* _SHORT EXERCISE_:
Wherever the string "values" appears in the listing, copy that line.

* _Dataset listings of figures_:
•••••
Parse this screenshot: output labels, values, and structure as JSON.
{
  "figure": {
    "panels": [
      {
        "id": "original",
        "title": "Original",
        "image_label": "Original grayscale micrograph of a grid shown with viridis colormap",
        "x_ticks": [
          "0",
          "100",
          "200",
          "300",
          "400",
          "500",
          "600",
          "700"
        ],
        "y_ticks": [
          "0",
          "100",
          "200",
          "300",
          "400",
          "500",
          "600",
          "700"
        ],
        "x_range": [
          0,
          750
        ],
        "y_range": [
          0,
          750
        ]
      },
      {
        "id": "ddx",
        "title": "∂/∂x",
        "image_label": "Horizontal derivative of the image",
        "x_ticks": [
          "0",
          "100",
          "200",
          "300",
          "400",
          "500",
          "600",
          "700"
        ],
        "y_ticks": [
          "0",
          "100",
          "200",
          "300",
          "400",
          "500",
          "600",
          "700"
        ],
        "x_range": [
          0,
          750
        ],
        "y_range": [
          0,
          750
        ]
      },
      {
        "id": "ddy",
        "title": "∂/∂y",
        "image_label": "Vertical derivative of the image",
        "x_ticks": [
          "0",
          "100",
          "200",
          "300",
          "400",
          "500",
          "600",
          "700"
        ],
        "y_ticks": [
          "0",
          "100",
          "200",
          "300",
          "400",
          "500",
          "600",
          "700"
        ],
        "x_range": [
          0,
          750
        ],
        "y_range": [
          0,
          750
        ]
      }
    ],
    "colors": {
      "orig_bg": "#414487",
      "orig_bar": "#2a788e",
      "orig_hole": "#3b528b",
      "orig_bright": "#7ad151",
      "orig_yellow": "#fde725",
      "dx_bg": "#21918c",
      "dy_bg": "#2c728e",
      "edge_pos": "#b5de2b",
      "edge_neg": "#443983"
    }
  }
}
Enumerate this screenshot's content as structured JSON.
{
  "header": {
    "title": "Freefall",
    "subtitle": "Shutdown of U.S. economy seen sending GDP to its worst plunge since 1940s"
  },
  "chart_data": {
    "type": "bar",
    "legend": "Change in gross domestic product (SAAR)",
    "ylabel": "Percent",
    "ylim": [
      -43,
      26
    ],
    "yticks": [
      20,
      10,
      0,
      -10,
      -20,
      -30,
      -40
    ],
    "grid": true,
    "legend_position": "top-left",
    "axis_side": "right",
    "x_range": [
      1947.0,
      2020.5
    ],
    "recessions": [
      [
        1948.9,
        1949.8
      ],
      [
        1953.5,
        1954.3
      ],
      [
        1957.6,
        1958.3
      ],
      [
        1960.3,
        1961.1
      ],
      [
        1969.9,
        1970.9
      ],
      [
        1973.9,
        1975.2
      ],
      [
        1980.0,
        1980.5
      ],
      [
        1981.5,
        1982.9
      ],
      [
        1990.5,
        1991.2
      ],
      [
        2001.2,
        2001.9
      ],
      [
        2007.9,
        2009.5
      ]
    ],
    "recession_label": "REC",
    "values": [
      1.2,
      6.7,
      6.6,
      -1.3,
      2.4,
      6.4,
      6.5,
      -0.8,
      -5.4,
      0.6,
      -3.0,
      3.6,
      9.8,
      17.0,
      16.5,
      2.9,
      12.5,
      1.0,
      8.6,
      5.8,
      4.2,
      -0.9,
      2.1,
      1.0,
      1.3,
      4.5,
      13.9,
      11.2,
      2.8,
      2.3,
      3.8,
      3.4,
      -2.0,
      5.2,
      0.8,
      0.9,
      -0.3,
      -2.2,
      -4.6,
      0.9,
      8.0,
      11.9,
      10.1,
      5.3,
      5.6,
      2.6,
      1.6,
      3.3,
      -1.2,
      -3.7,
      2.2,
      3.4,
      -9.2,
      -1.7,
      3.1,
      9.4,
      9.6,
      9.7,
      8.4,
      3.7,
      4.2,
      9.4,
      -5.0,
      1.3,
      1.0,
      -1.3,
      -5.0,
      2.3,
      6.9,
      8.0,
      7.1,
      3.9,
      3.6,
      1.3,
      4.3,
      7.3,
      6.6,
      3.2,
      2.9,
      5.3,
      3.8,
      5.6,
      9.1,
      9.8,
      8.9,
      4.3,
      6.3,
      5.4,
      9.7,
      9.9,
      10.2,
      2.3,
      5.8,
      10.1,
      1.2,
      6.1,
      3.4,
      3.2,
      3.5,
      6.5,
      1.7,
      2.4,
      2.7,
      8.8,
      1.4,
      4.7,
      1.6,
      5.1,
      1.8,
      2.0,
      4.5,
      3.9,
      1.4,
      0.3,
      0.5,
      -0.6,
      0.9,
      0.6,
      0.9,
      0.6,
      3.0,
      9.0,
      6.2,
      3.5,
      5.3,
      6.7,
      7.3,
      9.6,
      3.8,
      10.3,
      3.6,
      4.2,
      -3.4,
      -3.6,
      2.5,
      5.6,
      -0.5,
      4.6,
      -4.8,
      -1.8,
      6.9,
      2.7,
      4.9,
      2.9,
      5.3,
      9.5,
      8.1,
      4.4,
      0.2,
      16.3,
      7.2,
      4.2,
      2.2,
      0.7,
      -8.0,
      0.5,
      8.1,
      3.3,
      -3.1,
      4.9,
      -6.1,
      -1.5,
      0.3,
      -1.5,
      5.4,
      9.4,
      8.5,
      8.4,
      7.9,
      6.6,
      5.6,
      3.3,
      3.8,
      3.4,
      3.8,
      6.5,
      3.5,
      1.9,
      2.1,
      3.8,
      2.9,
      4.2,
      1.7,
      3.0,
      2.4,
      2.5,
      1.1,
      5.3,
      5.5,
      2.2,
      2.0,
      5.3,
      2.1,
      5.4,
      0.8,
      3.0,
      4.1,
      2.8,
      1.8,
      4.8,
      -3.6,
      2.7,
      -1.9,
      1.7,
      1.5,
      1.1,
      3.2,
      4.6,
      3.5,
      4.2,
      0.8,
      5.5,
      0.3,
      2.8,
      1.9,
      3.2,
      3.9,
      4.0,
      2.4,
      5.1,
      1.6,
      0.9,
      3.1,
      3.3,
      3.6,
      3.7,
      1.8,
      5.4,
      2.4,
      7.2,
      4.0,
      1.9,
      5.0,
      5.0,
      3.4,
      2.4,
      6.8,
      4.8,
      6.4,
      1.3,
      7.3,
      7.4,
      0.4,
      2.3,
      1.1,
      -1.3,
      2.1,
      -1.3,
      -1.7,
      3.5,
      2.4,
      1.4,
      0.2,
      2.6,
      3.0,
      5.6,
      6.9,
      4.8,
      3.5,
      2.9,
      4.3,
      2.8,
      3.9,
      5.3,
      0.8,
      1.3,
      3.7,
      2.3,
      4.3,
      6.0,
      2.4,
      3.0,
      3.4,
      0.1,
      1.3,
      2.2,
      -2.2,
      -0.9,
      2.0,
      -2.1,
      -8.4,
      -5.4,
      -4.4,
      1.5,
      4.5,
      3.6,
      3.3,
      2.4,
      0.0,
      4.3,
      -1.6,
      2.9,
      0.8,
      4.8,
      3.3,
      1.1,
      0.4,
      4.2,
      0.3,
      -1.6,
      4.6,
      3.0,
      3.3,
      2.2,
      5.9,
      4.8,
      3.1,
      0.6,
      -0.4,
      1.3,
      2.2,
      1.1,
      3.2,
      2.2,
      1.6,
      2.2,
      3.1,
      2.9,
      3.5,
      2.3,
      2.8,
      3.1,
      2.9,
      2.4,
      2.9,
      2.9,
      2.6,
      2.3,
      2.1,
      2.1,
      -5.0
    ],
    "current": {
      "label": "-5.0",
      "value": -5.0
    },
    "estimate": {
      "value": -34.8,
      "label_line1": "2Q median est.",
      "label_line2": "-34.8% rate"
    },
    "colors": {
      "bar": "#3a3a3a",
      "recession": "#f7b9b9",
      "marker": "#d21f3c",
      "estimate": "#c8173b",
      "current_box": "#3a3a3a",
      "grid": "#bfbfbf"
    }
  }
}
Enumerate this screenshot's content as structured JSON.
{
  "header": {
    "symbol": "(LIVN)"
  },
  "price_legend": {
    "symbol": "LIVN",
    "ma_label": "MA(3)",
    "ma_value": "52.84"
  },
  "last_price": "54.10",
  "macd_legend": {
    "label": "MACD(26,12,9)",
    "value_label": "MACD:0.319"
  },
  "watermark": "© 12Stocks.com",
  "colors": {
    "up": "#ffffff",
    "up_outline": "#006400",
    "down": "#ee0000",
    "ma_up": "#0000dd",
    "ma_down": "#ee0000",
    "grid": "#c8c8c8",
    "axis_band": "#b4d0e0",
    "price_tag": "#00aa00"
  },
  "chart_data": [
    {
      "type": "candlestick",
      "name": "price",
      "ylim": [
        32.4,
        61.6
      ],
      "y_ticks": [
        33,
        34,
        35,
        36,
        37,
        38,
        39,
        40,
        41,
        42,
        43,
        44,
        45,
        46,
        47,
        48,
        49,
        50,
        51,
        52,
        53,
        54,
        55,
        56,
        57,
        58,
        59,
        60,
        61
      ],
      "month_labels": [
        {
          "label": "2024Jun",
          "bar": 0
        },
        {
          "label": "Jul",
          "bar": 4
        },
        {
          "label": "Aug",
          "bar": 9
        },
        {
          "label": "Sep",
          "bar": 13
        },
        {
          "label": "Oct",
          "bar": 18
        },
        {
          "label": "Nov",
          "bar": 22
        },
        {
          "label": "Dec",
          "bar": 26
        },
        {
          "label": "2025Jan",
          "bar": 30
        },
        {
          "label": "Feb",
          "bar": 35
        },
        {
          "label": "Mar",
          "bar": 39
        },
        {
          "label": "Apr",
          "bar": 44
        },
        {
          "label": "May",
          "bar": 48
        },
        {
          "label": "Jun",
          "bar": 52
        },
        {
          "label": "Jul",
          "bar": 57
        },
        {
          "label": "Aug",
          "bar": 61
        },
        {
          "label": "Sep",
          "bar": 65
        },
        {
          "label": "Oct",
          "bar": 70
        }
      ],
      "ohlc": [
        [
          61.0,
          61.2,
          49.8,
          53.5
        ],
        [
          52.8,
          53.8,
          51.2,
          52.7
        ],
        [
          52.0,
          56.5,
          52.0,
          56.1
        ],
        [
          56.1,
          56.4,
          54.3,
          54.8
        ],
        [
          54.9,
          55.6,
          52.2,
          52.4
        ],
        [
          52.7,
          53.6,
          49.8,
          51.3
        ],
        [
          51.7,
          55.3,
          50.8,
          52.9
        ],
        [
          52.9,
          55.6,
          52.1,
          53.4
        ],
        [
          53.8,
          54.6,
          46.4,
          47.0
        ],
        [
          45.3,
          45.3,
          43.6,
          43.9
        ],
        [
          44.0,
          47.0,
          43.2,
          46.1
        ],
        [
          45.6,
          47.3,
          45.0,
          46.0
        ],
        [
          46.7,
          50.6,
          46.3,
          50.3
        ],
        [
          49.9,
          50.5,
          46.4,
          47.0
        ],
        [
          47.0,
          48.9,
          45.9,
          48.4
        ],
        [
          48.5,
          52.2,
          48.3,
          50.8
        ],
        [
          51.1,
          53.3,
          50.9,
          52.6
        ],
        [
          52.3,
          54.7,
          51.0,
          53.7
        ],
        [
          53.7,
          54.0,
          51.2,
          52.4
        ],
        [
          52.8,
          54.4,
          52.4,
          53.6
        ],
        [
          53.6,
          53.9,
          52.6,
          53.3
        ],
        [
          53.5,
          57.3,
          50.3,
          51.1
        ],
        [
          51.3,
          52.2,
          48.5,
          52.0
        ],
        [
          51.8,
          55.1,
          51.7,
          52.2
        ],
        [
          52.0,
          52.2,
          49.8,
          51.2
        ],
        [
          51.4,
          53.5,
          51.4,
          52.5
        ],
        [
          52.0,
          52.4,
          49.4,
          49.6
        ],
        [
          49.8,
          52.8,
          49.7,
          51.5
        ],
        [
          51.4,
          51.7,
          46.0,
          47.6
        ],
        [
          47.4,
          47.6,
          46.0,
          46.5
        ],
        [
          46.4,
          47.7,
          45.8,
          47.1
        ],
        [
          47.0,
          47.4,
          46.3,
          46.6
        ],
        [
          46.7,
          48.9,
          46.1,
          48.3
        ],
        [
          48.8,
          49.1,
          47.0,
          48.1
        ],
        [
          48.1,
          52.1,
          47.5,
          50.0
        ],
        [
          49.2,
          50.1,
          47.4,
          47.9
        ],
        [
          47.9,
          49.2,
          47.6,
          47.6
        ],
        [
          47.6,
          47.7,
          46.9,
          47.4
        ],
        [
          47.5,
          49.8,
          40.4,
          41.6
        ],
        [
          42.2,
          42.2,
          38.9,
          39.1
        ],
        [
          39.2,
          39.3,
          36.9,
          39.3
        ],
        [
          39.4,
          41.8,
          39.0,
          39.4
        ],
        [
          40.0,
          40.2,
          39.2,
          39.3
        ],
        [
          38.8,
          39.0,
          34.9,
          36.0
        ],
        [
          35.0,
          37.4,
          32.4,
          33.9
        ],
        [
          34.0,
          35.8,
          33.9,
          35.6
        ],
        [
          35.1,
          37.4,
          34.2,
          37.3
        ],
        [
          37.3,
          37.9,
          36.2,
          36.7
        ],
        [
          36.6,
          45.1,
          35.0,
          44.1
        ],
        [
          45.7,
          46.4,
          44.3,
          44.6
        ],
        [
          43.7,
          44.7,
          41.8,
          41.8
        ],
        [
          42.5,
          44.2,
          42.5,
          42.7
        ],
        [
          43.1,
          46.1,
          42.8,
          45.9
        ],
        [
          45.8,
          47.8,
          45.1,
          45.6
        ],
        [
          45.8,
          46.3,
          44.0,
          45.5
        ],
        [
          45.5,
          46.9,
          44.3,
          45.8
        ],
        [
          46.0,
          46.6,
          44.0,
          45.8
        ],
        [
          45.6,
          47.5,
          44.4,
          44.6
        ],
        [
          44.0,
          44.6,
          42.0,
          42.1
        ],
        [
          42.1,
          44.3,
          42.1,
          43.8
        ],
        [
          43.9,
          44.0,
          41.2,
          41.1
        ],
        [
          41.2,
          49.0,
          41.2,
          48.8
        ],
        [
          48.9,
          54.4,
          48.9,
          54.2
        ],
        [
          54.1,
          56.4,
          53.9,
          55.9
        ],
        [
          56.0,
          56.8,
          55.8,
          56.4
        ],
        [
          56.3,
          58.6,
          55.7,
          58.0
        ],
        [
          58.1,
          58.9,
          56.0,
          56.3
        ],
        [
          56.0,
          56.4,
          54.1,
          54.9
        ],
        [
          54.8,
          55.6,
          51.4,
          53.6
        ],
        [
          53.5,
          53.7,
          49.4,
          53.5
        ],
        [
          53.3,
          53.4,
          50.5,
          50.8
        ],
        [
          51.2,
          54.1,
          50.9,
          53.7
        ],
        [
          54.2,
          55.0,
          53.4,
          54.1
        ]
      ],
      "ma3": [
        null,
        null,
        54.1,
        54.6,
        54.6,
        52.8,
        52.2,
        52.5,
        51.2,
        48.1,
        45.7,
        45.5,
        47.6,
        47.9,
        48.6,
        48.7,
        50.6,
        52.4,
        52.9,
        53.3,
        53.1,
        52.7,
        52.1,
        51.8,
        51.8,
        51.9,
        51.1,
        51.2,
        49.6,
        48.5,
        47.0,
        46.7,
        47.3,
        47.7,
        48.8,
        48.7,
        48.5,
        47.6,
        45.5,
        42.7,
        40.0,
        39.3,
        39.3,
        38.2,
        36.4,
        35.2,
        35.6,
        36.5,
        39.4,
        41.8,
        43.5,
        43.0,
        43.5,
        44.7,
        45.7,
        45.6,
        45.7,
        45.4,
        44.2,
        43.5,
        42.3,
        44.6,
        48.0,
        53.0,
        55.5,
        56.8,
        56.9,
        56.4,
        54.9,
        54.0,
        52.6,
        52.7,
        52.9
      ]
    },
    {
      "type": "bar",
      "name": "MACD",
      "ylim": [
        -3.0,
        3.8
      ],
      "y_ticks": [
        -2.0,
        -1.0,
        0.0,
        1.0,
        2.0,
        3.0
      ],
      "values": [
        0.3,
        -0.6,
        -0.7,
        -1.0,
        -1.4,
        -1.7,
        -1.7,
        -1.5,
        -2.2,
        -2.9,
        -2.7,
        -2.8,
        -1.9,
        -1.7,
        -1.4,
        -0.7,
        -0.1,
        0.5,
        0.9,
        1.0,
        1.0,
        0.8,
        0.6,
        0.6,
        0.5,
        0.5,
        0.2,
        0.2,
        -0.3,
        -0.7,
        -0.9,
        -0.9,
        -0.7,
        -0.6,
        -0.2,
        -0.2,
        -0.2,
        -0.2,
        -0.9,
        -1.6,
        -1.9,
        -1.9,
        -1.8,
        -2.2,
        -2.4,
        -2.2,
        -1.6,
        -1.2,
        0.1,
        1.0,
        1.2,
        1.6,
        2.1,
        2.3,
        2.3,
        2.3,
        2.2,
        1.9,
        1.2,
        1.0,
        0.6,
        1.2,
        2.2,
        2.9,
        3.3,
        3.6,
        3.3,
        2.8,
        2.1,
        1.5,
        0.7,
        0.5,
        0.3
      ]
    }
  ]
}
•••••
* _THE ANSWER_:
Parse this screenshot: output labels, values, and structure as JSON.
    "values": [
      "values": [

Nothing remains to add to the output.